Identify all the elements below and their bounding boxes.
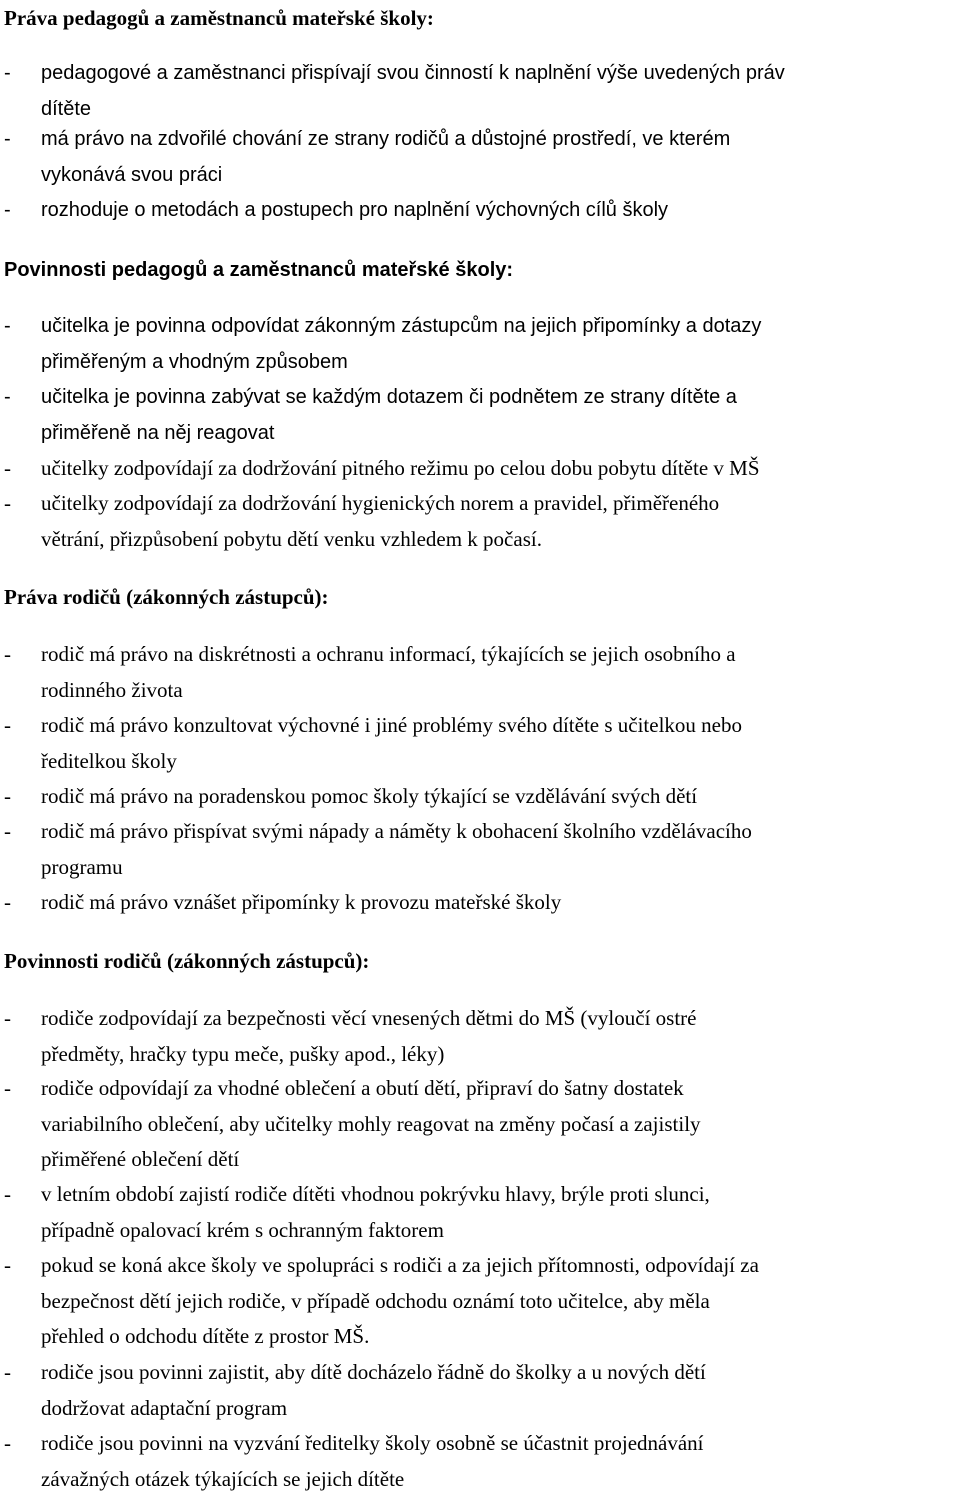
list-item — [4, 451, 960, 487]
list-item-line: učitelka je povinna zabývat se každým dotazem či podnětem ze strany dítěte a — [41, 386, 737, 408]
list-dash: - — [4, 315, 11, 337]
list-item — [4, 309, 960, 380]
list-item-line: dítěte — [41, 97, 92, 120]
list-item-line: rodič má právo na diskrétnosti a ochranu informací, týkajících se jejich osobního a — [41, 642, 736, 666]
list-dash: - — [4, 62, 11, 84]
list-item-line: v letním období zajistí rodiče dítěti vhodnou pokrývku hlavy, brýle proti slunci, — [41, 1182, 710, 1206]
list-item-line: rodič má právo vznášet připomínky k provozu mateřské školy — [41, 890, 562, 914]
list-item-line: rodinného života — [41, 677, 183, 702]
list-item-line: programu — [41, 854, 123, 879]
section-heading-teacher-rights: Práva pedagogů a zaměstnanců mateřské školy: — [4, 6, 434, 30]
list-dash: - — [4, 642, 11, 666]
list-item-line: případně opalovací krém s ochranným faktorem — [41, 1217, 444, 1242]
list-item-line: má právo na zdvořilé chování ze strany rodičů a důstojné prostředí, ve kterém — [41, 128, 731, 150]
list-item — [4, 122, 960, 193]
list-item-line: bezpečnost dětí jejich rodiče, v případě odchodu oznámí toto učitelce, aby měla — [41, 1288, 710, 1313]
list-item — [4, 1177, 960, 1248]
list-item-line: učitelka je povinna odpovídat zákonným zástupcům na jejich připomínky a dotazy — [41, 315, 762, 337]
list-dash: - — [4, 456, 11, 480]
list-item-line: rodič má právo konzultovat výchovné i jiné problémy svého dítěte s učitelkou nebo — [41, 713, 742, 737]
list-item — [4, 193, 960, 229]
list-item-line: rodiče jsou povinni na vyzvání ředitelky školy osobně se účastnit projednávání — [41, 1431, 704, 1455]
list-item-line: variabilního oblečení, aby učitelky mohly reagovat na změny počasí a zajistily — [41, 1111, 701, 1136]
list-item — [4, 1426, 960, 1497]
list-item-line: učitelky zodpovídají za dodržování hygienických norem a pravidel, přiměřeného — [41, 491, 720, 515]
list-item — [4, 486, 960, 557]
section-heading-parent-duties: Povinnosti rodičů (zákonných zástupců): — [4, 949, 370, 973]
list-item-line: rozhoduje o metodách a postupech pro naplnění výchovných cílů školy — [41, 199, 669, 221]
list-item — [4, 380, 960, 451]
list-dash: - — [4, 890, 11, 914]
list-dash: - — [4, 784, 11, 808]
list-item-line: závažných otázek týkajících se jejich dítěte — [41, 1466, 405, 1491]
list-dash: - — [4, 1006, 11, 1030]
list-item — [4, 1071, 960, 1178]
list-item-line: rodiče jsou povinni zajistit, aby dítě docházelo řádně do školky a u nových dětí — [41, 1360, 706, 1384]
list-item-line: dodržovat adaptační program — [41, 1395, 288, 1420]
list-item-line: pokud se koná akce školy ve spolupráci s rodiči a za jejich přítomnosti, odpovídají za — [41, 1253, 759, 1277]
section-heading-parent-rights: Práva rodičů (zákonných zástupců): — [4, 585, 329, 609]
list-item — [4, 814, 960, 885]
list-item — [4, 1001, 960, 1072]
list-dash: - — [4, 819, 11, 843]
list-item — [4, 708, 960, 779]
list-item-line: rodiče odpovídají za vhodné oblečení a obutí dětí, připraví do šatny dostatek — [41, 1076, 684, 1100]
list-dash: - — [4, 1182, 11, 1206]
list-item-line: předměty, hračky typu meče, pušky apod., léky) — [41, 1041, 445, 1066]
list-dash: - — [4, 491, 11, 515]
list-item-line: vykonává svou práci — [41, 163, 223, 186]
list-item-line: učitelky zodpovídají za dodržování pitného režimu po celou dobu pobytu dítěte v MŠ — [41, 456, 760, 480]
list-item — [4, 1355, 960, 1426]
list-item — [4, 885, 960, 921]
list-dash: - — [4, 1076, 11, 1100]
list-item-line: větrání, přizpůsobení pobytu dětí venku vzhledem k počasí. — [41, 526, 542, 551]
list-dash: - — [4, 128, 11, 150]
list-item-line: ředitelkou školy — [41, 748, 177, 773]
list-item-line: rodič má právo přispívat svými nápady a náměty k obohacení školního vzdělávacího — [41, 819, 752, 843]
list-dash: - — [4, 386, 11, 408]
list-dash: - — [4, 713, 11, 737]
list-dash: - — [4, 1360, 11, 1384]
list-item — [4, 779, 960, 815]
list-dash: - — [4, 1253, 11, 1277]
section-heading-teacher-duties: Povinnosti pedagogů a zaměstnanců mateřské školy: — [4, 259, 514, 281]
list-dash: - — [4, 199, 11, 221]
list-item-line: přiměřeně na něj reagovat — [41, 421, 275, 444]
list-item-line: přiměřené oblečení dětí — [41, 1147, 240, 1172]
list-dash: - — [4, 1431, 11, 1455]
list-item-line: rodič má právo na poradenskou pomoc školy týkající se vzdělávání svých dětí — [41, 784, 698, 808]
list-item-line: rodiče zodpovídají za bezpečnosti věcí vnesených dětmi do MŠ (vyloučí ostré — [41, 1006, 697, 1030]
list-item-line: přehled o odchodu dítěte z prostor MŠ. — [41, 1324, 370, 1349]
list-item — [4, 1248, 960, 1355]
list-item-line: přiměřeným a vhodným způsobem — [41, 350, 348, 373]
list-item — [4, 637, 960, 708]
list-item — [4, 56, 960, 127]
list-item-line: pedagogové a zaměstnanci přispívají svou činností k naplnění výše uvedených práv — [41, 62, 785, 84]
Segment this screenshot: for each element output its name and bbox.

____________________

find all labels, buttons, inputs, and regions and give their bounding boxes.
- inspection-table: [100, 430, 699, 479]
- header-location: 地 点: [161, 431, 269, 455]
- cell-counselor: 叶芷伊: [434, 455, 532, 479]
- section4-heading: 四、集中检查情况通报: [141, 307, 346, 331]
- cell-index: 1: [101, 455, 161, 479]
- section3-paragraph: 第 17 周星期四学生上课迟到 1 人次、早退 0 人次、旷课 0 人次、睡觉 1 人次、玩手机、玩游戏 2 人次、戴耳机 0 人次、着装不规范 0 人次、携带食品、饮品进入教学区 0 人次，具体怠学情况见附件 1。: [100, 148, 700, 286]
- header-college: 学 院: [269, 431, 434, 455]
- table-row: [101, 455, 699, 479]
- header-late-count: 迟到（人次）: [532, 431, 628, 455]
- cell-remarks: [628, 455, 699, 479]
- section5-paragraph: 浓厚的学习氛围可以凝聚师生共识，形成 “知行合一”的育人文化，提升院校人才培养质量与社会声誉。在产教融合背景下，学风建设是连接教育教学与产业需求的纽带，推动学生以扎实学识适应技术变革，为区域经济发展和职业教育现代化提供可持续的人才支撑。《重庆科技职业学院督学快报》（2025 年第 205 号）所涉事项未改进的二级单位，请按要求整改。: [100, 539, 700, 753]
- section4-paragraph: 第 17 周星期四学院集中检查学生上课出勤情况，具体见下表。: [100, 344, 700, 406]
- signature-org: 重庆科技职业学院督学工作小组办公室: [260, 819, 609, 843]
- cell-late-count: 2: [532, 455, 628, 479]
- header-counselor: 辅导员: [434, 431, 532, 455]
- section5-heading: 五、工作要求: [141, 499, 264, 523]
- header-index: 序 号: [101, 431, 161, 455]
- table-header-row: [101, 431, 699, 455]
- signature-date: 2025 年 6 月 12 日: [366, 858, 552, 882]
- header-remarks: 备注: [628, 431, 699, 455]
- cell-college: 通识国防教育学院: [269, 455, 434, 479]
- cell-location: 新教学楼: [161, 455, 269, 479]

____________________

▶ [DIRECTION]
Retype the lines from the line with "list-item — [4, 451, 960, 487]" to the line with "list-item-line: dítěte — [41, 97, 92, 120]", both included, with no changes.

▶ [CORRECT ANSWER]
list-item — [4, 451, 960, 487]
list-item-line: učitelka je povinna zabývat se každým dotazem či podnětem ze strany dítěte a — [41, 386, 737, 408]
list-dash: - — [4, 315, 11, 337]
list-item — [4, 309, 960, 380]
list-item-line: dítěte — [41, 97, 92, 120]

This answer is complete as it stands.